What you are asked to do:
Give back the whole listing exactly as shown.

Data extracted from a collection:
────────────────────

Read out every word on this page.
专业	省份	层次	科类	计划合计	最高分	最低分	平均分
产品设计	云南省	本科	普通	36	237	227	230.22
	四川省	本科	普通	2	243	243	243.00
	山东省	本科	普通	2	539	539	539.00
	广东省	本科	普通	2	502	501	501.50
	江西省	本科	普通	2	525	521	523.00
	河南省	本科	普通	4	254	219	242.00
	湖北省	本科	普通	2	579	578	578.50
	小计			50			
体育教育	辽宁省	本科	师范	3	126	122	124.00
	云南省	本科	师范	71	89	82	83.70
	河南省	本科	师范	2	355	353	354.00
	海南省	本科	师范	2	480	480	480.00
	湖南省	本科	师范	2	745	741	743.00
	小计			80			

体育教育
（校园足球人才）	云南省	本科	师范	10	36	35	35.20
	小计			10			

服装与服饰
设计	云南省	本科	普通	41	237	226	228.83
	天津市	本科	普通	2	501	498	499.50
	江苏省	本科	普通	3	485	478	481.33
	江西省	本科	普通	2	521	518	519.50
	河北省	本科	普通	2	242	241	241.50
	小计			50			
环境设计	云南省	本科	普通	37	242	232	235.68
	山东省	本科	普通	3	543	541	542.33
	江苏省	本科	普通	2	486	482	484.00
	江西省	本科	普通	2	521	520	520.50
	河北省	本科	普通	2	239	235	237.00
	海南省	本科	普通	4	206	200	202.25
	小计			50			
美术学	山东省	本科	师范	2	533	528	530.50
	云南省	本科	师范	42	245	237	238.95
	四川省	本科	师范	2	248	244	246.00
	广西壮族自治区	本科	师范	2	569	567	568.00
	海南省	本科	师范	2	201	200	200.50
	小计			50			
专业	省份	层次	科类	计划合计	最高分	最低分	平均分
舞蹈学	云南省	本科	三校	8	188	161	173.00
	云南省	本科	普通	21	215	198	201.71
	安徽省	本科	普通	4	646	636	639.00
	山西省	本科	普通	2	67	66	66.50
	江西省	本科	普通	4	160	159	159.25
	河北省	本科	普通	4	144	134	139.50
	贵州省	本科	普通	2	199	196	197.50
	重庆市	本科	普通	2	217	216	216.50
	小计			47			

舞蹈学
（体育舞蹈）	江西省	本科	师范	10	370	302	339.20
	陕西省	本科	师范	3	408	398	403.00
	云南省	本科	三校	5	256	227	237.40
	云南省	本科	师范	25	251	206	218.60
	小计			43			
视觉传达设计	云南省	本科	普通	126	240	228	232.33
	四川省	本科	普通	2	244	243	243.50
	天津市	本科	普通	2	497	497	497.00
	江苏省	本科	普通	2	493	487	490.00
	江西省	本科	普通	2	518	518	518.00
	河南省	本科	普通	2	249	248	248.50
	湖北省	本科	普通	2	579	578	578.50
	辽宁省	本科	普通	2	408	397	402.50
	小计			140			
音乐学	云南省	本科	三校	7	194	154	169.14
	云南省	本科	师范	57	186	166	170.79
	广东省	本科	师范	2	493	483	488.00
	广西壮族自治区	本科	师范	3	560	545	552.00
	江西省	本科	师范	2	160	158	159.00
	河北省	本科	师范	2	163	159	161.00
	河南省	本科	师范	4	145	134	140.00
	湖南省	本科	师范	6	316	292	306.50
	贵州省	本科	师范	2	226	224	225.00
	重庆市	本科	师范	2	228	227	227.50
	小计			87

────────────────────

Task result:
Read out every word on this page.
专业	省份	层次	科类	计划合计	最高分	最低分	平均分
产品设计	云南省	本科	普通	36	237	227	230.22
	四川省	本科	普通	2	243	243	243.00
	山东省	本科	普通	2	539	539	539.00
	广东省	本科	普通	2	502	501	501.50
	江西省	本科	普通	2	525	521	523.00
	河南省	本科	普通	4	254	219	242.00
	湖北省	本科	普通	2	579	578	578.50
	小计			50			
体育教育	辽宁省	本科	师范	3	126	122	124.00
	云南省	本科	师范	71	89	82	83.70
	河南省	本科	师范	2	355	353	354.00
	海南省	本科	师范	2	480	480	480.00
	湖南省	本科	师范	2	745	741	743.00
	小计			80			

体育教育
（校园足球人才）	云南省	本科	师范	10	36	35	35.20
	小计			10			

服装与服饰
设计	云南省	本科	普通	41	237	226	228.83
	天津市	本科	普通	2	501	498	499.50
	江苏省	本科	普通	3	485	478	481.33
	江西省	本科	普通	2	521	518	519.50
	河北省	本科	普通	2	242	241	241.50
	小计			50			
环境设计	云南省	本科	普通	37	242	232	235.68
	山东省	本科	普通	3	543	541	542.33
	江苏省	本科	普通	2	486	482	484.00
	江西省	本科	普通	2	521	520	520.50
	河北省	本科	普通	2	239	235	237.00
	海南省	本科	普通	4	206	200	202.25
	小计			50			
美术学	山东省	本科	师范	2	533	528	530.50
	云南省	本科	师范	42	245	237	238.95
	四川省	本科	师范	2	248	244	246.00
	广西壮族自治区	本科	师范	2	569	567	568.00
	海南省	本科	师范	2	201	200	200.50
	小计			50			
专业	省份	层次	科类	计划合计	最高分	最低分	平均分
舞蹈学	云南省	本科	三校	8	188	161	173.00
	云南省	本科	普通	21	215	198	201.71
	安徽省	本科	普通	4	646	636	639.00
	山西省	本科	普通	2	67	66	66.50
	江西省	本科	普通	4	160	159	159.25
	河北省	本科	普通	4	144	134	139.50
	贵州省	本科	普通	2	199	196	197.50
	重庆市	本科	普通	2	217	216	216.50
	小计			47			

舞蹈学
（体育舞蹈）	江西省	本科	师范	10	370	302	339.20
	陕西省	本科	师范	3	408	398	403.00
	云南省	本科	三校	5	256	227	237.40
	云南省	本科	师范	25	251	206	218.60
	小计			43			
视觉传达设计	云南省	本科	普通	126	240	228	232.33
	四川省	本科	普通	2	244	243	243.50
	天津市	本科	普通	2	497	497	497.00
	江苏省	本科	普通	2	493	487	490.00
	江西省	本科	普通	2	518	518	518.00
	河南省	本科	普通	2	249	248	248.50
	湖北省	本科	普通	2	579	578	578.50
	辽宁省	本科	普通	2	408	397	402.50
	小计			140			
音乐学	云南省	本科	三校	7	194	154	169.14
	云南省	本科	师范	57	186	166	170.79
	广东省	本科	师范	2	493	483	488.00
	广西壮族自治区	本科	师范	3	560	545	552.00
	江西省	本科	师范	2	160	158	159.00
	河北省	本科	师范	2	163	159	161.00
	河南省	本科	师范	4	145	134	140.00
	湖南省	本科	师范	6	316	292	306.50
	贵州省	本科	师范	2	226	224	225.00
	重庆市	本科	师范	2	228	227	227.50
	小计			87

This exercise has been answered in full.